#### Extracted data entries
______________________________

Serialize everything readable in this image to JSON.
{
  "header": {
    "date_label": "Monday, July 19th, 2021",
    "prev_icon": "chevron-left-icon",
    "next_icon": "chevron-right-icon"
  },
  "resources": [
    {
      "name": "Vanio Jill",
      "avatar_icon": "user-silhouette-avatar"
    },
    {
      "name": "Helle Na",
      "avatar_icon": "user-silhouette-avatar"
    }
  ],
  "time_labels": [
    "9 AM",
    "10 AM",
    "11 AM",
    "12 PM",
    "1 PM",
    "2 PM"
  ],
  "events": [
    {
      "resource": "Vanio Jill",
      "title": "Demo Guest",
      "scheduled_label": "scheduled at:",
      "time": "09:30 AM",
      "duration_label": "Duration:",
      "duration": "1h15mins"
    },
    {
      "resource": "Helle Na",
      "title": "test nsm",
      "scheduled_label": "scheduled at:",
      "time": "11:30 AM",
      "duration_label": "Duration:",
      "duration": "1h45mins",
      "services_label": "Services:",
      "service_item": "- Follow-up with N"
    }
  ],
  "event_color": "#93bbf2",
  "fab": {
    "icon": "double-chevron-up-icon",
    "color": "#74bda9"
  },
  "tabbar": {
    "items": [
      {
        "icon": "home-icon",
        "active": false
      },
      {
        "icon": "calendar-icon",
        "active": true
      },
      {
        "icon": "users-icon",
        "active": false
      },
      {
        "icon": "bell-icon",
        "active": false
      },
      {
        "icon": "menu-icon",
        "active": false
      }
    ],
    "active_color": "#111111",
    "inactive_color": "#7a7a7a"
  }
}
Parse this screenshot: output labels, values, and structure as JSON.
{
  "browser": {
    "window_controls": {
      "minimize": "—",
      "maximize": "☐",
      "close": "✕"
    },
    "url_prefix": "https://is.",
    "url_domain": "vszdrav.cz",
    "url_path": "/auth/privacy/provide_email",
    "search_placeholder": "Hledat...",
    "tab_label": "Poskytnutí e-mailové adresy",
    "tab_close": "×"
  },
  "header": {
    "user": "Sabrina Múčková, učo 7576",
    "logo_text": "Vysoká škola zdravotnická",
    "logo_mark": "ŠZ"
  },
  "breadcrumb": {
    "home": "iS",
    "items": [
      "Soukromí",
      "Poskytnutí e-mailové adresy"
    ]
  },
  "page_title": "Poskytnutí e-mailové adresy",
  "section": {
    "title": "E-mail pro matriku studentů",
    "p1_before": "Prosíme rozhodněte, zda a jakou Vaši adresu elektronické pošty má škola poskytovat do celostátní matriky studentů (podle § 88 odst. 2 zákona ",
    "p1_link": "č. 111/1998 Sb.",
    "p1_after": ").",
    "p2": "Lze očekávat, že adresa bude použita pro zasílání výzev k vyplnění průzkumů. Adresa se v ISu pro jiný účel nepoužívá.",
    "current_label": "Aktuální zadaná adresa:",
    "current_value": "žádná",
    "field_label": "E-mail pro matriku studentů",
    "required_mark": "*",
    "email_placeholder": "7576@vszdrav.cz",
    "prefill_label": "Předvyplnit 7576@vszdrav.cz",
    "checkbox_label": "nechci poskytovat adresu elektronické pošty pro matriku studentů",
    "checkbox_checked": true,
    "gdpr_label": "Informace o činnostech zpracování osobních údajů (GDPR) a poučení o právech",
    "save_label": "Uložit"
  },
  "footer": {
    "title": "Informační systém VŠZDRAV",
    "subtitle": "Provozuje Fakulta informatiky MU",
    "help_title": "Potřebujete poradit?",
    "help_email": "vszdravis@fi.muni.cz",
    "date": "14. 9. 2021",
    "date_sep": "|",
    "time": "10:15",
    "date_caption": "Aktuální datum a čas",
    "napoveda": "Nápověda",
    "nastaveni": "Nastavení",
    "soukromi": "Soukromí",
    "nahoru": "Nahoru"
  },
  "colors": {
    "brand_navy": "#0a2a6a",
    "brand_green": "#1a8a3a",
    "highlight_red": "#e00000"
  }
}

______________________________

Reproduce the entries above in full by retyping them exactly.

#### WRITTEN REPLY
Serialize everything readable in this image to JSON.
{
  "header": {
    "date_label": "Monday, July 19th, 2021",
    "prev_icon": "chevron-left-icon",
    "next_icon": "chevron-right-icon"
  },
  "resources": [
    {
      "name": "Vanio Jill",
      "avatar_icon": "user-silhouette-avatar"
    },
    {
      "name": "Helle Na",
      "avatar_icon": "user-silhouette-avatar"
    }
  ],
  "time_labels": [
    "9 AM",
    "10 AM",
    "11 AM",
    "12 PM",
    "1 PM",
    "2 PM"
  ],
  "events": [
    {
      "resource": "Vanio Jill",
      "title": "Demo Guest",
      "scheduled_label": "scheduled at:",
      "time": "09:30 AM",
      "duration_label": "Duration:",
      "duration": "1h15mins"
    },
    {
      "resource": "Helle Na",
      "title": "test nsm",
      "scheduled_label": "scheduled at:",
      "time": "11:30 AM",
      "duration_label": "Duration:",
      "duration": "1h45mins",
      "services_label": "Services:",
      "service_item": "- Follow-up with N"
    }
  ],
  "event_color": "#93bbf2",
  "fab": {
    "icon": "double-chevron-up-icon",
    "color": "#74bda9"
  },
  "tabbar": {
    "items": [
      {
        "icon": "home-icon",
        "active": false
      },
      {
        "icon": "calendar-icon",
        "active": true
      },
      {
        "icon": "users-icon",
        "active": false
      },
      {
        "icon": "bell-icon",
        "active": false
      },
      {
        "icon": "menu-icon",
        "active": false
      }
    ],
    "active_color": "#111111",
    "inactive_color": "#7a7a7a"
  }
}
Parse this screenshot: output labels, values, and structure as JSON.
{
  "browser": {
    "window_controls": {
      "minimize": "—",
      "maximize": "☐",
      "close": "✕"
    },
    "url_prefix": "https://is.",
    "url_domain": "vszdrav.cz",
    "url_path": "/auth/privacy/provide_email",
    "search_placeholder": "Hledat...",
    "tab_label": "Poskytnutí e-mailové adresy",
    "tab_close": "×"
  },
  "header": {
    "user": "Sabrina Múčková, učo 7576",
    "logo_text": "Vysoká škola zdravotnická",
    "logo_mark": "ŠZ"
  },
  "breadcrumb": {
    "home": "iS",
    "items": [
      "Soukromí",
      "Poskytnutí e-mailové adresy"
    ]
  },
  "page_title": "Poskytnutí e-mailové adresy",
  "section": {
    "title": "E-mail pro matriku studentů",
    "p1_before": "Prosíme rozhodněte, zda a jakou Vaši adresu elektronické pošty má škola poskytovat do celostátní matriky studentů (podle § 88 odst. 2 zákona ",
    "p1_link": "č. 111/1998 Sb.",
    "p1_after": ").",
    "p2": "Lze očekávat, že adresa bude použita pro zasílání výzev k vyplnění průzkumů. Adresa se v ISu pro jiný účel nepoužívá.",
    "current_label": "Aktuální zadaná adresa:",
    "current_value": "žádná",
    "field_label": "E-mail pro matriku studentů",
    "required_mark": "*",
    "email_placeholder": "7576@vszdrav.cz",
    "prefill_label": "Předvyplnit 7576@vszdrav.cz",
    "checkbox_label": "nechci poskytovat adresu elektronické pošty pro matriku studentů",
    "checkbox_checked": true,
    "gdpr_label": "Informace o činnostech zpracování osobních údajů (GDPR) a poučení o právech",
    "save_label": "Uložit"
  },
  "footer": {
    "title": "Informační systém VŠZDRAV",
    "subtitle": "Provozuje Fakulta informatiky MU",
    "help_title": "Potřebujete poradit?",
    "help_email": "vszdravis@fi.muni.cz",
    "date": "14. 9. 2021",
    "date_sep": "|",
    "time": "10:15",
    "date_caption": "Aktuální datum a čas",
    "napoveda": "Nápověda",
    "nastaveni": "Nastavení",
    "soukromi": "Soukromí",
    "nahoru": "Nahoru"
  },
  "colors": {
    "brand_navy": "#0a2a6a",
    "brand_green": "#1a8a3a",
    "highlight_red": "#e00000"
  }
}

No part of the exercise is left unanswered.